Requirements
Repeat the lines that follow, leaving nothing out.

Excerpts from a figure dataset

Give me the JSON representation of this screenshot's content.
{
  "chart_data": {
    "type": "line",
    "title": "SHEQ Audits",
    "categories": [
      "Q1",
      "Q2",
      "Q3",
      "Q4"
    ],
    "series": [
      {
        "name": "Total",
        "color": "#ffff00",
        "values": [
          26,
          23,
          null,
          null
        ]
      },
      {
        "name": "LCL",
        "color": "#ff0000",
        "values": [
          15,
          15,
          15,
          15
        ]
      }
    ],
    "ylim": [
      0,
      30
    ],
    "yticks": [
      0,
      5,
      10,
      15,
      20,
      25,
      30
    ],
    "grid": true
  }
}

Solution to this task
Give me the JSON representation of this screenshot's content.
{
  "chart_data": {
    "type": "line",
    "title": "SHEQ Audits",
    "categories": [
      "Q1",
      "Q2",
      "Q3",
      "Q4"
    ],
    "series": [
      {
        "name": "Total",
        "color": "#ffff00",
        "values": [
          26,
          23,
          null,
          null
        ]
      },
      {
        "name": "LCL",
        "color": "#ff0000",
        "values": [
          15,
          15,
          15,
          15
        ]
      }
    ],
    "ylim": [
      0,
      30
    ],
    "yticks": [
      0,
      5,
      10,
      15,
      20,
      25,
      30
    ],
    "grid": true
  }
}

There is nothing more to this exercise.